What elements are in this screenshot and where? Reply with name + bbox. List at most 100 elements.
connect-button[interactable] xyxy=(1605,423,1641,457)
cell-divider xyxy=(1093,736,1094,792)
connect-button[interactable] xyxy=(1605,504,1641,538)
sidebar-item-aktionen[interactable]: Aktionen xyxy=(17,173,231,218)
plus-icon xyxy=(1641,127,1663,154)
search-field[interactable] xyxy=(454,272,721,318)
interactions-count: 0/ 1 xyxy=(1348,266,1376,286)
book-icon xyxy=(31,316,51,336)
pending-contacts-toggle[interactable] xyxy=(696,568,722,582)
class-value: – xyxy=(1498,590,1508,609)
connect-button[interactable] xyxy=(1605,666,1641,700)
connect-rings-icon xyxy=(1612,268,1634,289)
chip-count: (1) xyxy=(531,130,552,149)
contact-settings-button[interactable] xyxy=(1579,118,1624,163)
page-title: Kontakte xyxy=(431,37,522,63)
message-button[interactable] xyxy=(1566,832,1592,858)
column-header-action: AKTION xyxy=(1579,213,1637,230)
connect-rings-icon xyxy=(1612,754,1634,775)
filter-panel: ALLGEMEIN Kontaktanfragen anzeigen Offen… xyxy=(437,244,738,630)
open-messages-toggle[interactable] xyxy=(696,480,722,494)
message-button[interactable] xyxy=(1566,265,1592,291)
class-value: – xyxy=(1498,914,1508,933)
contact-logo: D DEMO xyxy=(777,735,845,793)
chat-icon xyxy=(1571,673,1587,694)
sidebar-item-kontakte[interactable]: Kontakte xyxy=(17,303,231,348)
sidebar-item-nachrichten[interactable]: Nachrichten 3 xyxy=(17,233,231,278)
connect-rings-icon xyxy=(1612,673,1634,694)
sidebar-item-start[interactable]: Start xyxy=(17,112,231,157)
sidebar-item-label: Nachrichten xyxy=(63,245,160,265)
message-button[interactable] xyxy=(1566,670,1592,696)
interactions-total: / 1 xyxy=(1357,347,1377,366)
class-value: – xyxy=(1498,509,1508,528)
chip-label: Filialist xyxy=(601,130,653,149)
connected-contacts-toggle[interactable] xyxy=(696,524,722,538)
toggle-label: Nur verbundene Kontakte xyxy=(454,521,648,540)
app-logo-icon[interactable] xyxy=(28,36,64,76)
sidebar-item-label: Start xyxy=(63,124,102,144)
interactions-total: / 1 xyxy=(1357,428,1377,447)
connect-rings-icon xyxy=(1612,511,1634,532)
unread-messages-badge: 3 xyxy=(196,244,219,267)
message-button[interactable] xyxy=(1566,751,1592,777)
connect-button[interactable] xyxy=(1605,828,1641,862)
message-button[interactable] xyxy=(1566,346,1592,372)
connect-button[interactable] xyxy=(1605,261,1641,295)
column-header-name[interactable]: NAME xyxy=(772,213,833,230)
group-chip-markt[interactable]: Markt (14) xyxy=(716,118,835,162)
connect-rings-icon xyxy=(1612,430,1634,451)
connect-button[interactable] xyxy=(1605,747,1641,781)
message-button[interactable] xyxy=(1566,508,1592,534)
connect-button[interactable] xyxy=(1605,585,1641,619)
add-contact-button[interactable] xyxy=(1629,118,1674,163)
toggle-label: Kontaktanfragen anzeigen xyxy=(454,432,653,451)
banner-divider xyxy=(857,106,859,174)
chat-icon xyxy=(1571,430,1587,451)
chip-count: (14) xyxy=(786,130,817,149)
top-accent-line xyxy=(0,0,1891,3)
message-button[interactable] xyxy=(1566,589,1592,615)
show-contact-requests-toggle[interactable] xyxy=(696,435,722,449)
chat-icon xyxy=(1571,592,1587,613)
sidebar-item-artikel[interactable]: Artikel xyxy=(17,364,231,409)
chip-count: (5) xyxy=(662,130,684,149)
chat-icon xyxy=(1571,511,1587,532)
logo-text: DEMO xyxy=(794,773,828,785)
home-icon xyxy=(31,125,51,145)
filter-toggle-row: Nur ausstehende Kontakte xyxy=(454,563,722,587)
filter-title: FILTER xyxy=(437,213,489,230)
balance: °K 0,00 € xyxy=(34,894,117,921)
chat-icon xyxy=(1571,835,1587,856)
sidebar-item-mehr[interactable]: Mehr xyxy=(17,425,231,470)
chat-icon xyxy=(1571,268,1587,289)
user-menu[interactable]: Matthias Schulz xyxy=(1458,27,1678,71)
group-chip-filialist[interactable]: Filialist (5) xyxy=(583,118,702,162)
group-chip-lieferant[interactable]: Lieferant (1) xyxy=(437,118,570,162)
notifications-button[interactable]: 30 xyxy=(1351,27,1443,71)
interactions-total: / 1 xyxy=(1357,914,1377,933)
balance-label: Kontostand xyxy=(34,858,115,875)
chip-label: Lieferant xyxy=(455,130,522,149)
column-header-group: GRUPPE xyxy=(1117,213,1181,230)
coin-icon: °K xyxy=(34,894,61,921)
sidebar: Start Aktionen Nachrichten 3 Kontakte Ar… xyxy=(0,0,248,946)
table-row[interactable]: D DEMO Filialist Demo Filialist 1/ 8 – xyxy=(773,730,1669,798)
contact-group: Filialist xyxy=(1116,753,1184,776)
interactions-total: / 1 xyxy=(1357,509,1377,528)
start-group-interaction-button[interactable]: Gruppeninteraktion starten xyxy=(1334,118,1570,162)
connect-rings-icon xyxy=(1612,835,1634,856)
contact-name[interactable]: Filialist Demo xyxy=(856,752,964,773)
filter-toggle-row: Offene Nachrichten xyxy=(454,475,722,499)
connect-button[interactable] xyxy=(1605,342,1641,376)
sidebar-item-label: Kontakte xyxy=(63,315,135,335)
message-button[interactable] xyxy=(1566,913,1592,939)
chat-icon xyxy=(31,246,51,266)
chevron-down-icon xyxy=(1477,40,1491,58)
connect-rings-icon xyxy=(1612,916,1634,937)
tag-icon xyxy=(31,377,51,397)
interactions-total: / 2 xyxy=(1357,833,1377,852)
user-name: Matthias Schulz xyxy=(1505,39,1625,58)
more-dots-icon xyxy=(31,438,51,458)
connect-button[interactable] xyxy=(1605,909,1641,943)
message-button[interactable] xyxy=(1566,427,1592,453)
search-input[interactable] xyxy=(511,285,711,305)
+++++
» TASK TO CARRY OUT
Arrange the rows from the very first one through the row containing "message-button[interactable] xyxy=(1566,832,1592,858)" as a Markdown table with two columns, No. and Entry. Put the row's number in No. and its full text in Entry, and leave out any blank lines.

» OUTPUT OF THE EXERCISE
| No. | Entry |
|---|---|
| 1 | What elements are in this screenshot and where? Reply with name + bbox. List at most 100 elements. |
| 2 | connect-button[interactable] xyxy=(1605,423,1641,457) |
| 3 | cell-divider xyxy=(1093,736,1094,792) |
| 4 | connect-button[interactable] xyxy=(1605,504,1641,538) |
| 5 | sidebar-item-aktionen[interactable]: Aktionen xyxy=(17,173,231,218) |
| 6 | plus-icon xyxy=(1641,127,1663,154) |
| 7 | search-field[interactable] xyxy=(454,272,721,318) |
| 8 | interactions-count: 0/ 1 xyxy=(1348,266,1376,286) |
| 9 | book-icon xyxy=(31,316,51,336) |
| 10 | pending-contacts-toggle[interactable] xyxy=(696,568,722,582) |
| 11 | class-value: – xyxy=(1498,590,1508,609) |
| 12 | connect-button[interactable] xyxy=(1605,666,1641,700) |
| 13 | connect-rings-icon xyxy=(1612,268,1634,289) |
| 14 | chip-count: (1) xyxy=(531,130,552,149) |
| 15 | contact-settings-button[interactable] xyxy=(1579,118,1624,163) |
| 16 | page-title: Kontakte xyxy=(431,37,522,63) |
| 17 | message-button[interactable] xyxy=(1566,832,1592,858) |